**Written request**
Transcribe the listing below verbatim, beginning at its first line and stopping after the line that contains "550, 825, 569]", with that line included.

**Stored records**
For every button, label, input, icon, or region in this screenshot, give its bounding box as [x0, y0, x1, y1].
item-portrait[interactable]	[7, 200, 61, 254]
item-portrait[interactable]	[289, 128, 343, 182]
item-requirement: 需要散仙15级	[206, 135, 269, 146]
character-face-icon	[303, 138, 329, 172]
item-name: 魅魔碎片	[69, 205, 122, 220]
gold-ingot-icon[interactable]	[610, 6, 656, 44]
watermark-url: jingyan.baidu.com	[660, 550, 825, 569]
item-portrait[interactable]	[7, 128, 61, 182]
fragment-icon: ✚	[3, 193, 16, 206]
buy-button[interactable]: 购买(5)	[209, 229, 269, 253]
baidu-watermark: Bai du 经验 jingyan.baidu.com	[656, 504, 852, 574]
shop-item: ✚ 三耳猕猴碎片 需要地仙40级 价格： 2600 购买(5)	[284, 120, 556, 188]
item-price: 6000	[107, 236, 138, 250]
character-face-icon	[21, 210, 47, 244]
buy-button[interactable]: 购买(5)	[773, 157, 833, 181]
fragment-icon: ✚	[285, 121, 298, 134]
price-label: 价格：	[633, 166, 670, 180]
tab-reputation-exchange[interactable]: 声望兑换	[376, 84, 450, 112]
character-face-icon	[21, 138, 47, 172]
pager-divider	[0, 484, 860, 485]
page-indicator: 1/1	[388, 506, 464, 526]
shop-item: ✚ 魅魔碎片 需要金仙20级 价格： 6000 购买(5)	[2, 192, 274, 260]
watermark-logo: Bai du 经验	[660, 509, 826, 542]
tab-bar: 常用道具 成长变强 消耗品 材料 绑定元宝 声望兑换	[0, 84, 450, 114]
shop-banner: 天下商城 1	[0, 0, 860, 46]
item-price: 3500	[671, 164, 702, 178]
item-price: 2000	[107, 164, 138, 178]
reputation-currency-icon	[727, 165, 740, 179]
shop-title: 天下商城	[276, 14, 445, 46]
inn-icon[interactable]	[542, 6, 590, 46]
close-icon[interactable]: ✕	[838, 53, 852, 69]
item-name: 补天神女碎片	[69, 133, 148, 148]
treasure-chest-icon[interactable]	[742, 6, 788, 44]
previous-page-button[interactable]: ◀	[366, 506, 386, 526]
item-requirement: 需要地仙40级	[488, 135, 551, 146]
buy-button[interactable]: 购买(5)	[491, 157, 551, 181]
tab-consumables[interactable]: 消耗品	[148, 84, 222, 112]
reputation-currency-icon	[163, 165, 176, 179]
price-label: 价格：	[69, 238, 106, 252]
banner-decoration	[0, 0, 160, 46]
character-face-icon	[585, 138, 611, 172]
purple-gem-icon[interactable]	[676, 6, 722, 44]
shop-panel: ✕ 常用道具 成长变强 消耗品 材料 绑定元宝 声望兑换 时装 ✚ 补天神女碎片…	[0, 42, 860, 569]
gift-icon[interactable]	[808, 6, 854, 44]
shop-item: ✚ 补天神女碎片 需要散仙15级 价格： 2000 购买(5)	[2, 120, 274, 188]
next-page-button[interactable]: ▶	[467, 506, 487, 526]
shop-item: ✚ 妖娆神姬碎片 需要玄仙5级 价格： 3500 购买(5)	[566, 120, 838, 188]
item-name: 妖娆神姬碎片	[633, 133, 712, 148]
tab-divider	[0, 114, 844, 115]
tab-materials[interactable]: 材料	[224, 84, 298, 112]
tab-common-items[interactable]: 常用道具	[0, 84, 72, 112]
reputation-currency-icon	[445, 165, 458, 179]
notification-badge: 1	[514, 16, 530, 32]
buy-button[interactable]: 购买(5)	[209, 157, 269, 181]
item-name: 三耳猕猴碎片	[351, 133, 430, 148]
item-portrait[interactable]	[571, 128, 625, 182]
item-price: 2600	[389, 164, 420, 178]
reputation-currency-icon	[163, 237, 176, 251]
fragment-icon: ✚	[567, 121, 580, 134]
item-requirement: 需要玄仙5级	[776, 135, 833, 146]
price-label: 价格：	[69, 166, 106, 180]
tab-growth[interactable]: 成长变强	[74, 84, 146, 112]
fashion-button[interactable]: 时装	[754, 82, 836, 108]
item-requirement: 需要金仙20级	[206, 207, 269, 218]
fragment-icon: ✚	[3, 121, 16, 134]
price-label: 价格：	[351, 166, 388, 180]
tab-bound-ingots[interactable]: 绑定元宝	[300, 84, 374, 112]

**Correct response**
For every button, label, input, icon, or region in this screenshot, give its bounding box as [x0, y0, x1, y1].
item-portrait[interactable]	[7, 200, 61, 254]
item-portrait[interactable]	[289, 128, 343, 182]
item-requirement: 需要散仙15级	[206, 135, 269, 146]
character-face-icon	[303, 138, 329, 172]
item-name: 魅魔碎片	[69, 205, 122, 220]
gold-ingot-icon[interactable]	[610, 6, 656, 44]
watermark-url: jingyan.baidu.com	[660, 550, 825, 569]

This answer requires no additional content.